> _Set exercise_
State how many lines of the listing below include the word "pressure". Give only the number.

※ ※ ※

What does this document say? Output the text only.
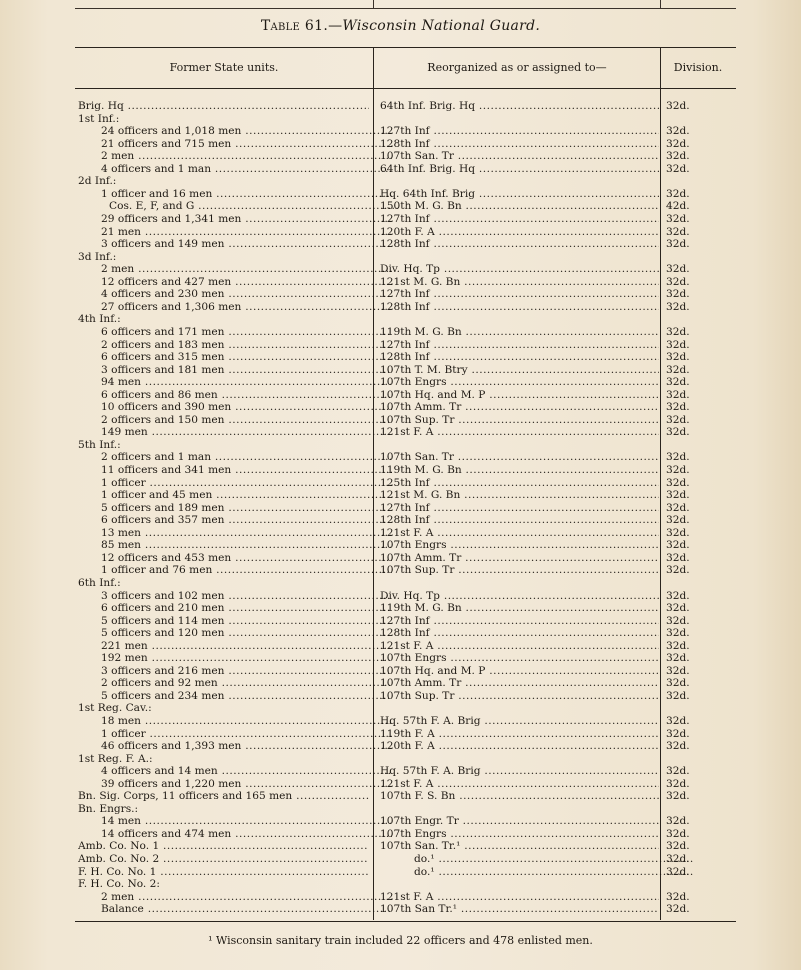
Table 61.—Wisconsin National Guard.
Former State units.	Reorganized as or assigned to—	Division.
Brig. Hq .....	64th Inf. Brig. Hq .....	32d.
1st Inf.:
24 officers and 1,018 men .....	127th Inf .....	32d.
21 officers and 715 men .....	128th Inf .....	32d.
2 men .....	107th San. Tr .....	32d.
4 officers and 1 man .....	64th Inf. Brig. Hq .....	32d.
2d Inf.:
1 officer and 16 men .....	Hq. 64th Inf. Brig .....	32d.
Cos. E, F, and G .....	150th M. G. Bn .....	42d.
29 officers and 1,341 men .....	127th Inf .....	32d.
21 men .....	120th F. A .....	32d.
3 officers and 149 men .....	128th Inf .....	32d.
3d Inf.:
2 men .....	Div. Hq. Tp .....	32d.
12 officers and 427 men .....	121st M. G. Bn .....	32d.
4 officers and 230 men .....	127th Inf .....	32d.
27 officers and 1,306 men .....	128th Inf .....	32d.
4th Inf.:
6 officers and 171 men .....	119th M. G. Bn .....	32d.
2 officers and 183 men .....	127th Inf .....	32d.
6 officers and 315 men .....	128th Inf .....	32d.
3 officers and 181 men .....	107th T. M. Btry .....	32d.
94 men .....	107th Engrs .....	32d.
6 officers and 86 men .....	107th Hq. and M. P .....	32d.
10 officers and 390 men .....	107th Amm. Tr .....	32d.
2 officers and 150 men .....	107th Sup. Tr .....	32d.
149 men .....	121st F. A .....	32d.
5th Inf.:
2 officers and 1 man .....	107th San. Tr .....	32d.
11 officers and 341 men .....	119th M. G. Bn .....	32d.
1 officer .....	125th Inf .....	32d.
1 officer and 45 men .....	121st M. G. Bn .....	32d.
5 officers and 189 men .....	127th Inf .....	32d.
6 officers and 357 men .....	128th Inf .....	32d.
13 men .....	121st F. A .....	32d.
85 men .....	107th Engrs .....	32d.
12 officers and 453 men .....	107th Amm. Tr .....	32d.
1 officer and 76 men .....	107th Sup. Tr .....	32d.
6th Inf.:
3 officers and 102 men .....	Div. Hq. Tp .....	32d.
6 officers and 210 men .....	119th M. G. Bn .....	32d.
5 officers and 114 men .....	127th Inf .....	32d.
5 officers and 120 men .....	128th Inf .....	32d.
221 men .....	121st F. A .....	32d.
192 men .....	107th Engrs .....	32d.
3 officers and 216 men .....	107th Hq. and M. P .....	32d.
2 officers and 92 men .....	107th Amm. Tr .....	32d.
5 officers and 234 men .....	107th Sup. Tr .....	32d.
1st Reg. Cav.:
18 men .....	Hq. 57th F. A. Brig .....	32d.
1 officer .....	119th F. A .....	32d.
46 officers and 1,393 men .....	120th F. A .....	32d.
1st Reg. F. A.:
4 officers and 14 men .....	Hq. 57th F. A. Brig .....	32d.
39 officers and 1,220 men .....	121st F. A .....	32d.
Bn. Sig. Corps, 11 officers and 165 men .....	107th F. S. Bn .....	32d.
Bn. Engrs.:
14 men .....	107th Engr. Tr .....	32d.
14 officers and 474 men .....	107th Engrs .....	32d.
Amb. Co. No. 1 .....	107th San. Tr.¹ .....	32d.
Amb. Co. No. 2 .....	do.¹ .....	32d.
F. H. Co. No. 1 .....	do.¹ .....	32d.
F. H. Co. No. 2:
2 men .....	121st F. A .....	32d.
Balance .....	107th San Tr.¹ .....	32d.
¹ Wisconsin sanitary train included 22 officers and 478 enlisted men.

※ ※ ※

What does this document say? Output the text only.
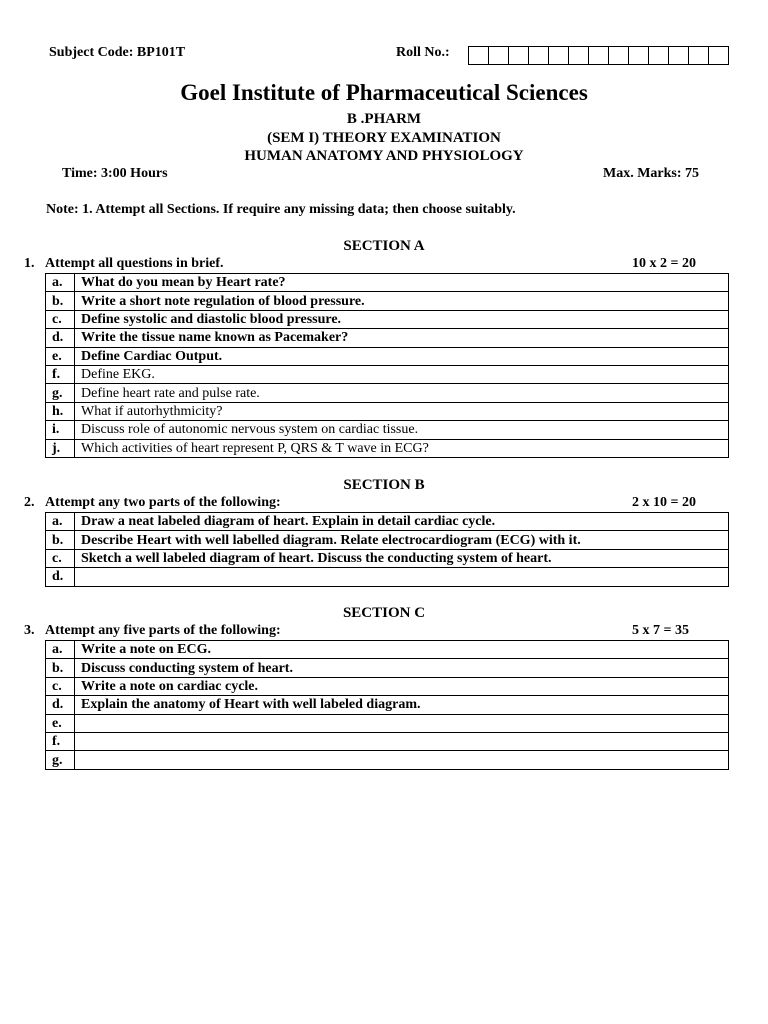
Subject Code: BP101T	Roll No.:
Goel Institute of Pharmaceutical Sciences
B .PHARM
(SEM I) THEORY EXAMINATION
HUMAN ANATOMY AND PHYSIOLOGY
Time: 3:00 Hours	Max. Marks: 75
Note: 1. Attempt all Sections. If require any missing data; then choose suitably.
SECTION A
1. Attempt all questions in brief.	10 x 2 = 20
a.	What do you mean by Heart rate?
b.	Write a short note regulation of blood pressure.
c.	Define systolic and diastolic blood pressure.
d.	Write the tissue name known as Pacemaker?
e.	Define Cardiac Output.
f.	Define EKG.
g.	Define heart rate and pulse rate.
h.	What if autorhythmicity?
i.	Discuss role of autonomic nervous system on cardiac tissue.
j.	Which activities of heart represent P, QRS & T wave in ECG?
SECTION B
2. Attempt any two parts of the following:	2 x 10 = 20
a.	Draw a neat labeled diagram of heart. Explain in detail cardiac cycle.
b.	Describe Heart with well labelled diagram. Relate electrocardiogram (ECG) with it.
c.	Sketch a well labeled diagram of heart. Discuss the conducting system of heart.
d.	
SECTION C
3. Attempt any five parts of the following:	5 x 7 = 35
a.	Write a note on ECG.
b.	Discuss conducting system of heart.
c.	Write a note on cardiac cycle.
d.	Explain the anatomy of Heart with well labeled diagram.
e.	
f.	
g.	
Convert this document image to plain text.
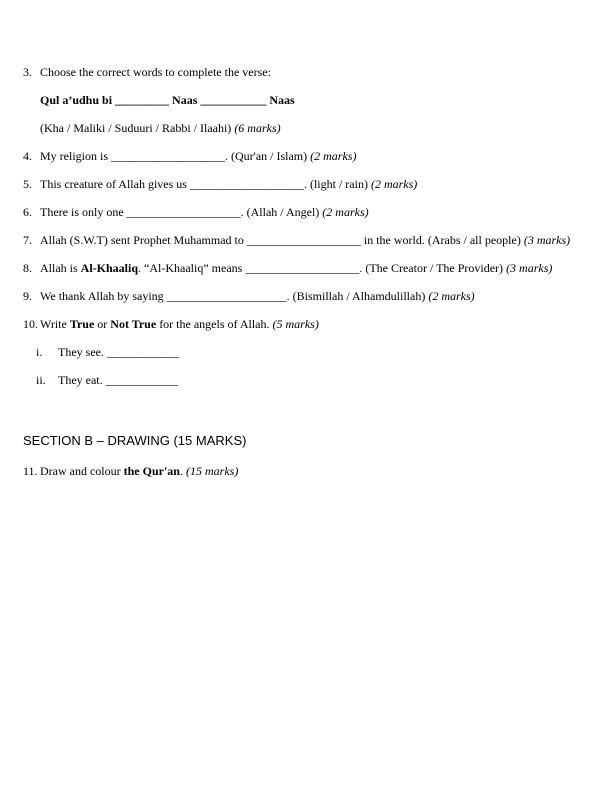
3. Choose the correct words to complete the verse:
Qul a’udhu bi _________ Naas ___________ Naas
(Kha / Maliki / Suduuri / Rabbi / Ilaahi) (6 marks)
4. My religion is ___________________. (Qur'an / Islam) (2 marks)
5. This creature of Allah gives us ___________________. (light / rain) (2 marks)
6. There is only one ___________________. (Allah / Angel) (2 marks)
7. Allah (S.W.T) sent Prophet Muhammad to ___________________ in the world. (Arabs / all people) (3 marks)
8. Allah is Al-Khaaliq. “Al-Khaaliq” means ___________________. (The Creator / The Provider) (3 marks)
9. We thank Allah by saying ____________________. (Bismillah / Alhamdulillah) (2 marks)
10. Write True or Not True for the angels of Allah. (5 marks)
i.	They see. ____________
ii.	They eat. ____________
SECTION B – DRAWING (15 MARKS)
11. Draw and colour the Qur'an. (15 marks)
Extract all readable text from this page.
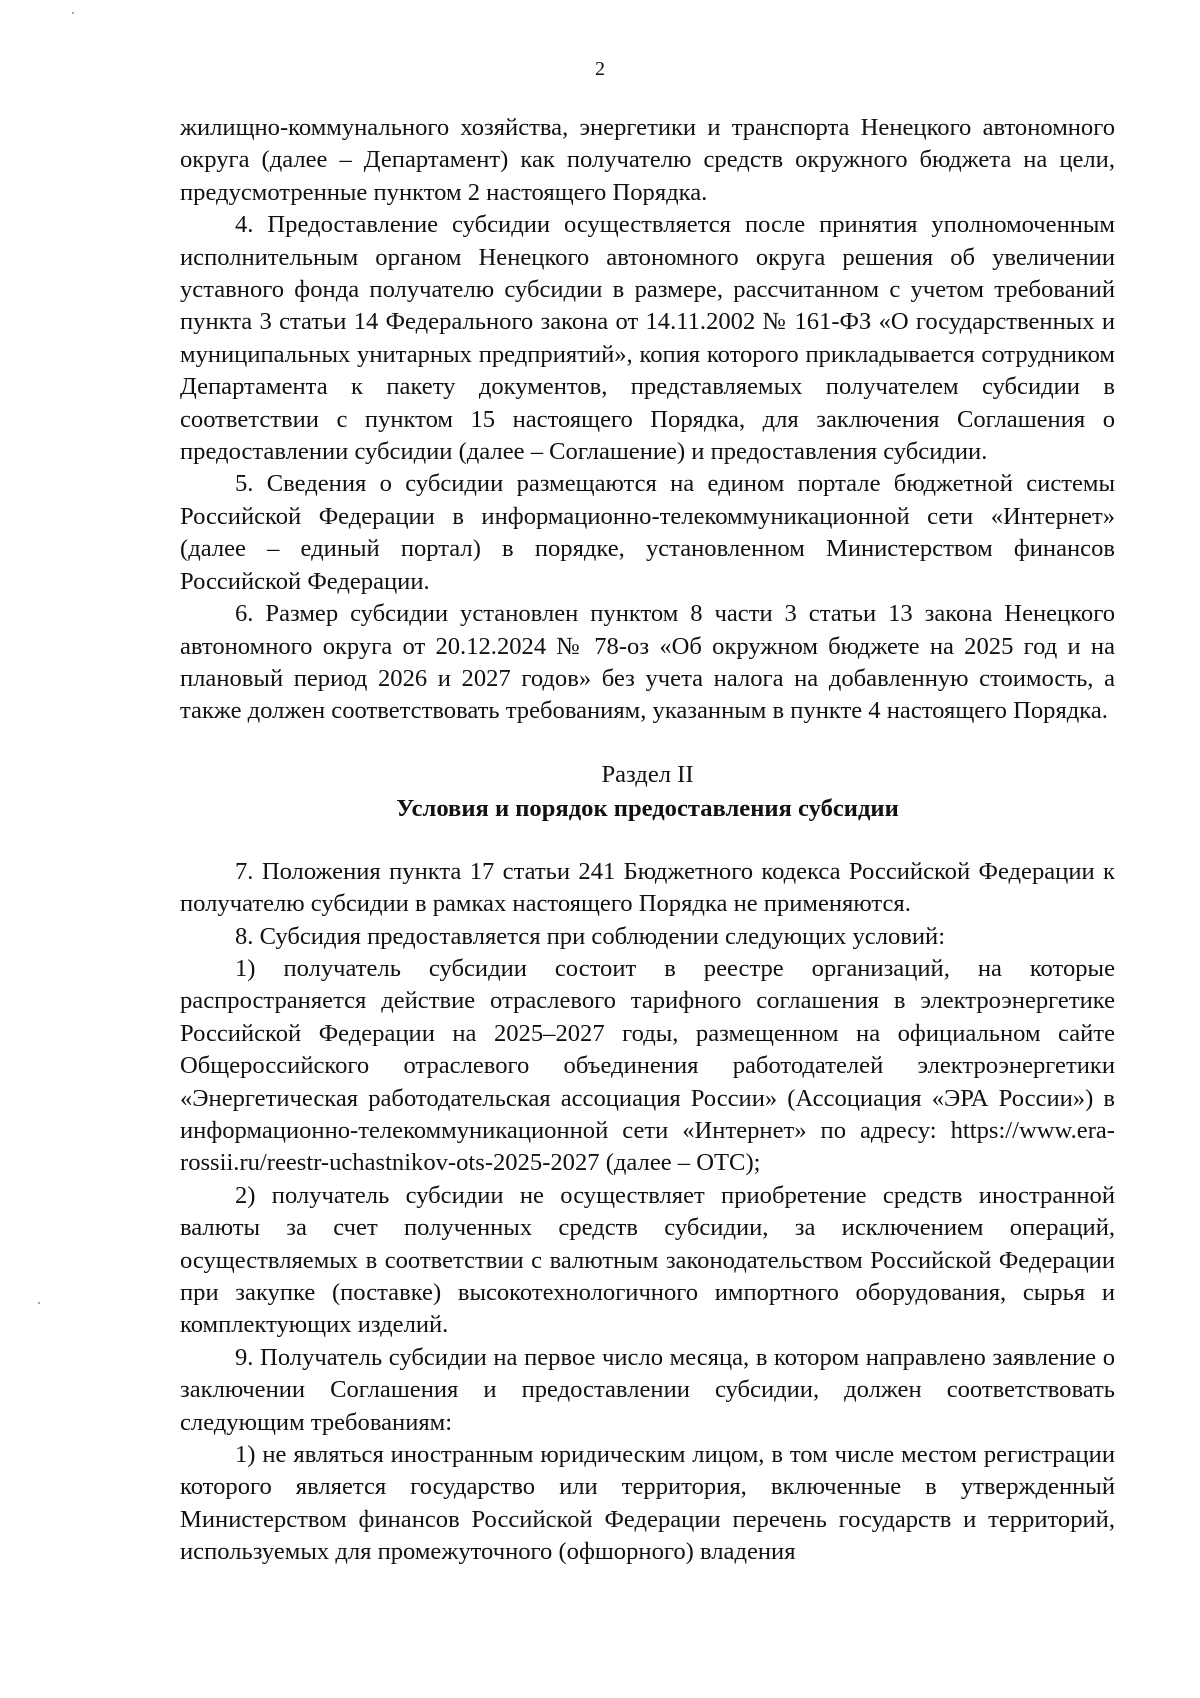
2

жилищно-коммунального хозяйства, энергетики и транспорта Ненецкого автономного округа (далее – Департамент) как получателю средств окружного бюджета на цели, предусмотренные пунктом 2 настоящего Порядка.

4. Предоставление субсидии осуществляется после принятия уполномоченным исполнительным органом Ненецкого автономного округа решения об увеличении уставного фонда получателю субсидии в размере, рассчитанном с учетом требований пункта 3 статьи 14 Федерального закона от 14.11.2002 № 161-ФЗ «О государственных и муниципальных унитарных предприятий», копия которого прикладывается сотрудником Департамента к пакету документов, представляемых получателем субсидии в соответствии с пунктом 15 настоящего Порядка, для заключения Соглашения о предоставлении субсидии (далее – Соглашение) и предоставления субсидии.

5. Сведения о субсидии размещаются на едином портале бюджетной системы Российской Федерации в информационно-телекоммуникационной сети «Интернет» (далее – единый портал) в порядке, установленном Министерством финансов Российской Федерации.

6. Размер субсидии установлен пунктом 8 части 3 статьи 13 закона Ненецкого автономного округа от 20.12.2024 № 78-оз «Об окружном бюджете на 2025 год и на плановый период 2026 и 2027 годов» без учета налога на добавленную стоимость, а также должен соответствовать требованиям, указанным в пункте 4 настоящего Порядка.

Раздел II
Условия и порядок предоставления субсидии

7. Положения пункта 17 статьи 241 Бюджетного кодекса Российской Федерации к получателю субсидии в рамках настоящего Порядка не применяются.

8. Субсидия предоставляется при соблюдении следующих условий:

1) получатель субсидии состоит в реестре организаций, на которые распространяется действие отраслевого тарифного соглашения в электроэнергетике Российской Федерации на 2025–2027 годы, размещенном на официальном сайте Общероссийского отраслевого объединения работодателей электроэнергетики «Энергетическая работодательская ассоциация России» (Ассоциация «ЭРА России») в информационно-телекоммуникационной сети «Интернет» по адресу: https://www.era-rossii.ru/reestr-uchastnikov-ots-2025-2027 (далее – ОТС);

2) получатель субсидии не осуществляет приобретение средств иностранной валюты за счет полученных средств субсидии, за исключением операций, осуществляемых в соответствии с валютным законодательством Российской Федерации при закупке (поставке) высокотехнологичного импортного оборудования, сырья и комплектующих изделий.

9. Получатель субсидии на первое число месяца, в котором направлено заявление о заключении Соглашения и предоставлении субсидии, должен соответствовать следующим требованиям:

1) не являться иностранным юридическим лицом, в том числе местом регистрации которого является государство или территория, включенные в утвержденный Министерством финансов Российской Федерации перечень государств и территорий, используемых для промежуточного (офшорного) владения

※ ※ ※

> _Complete output_
2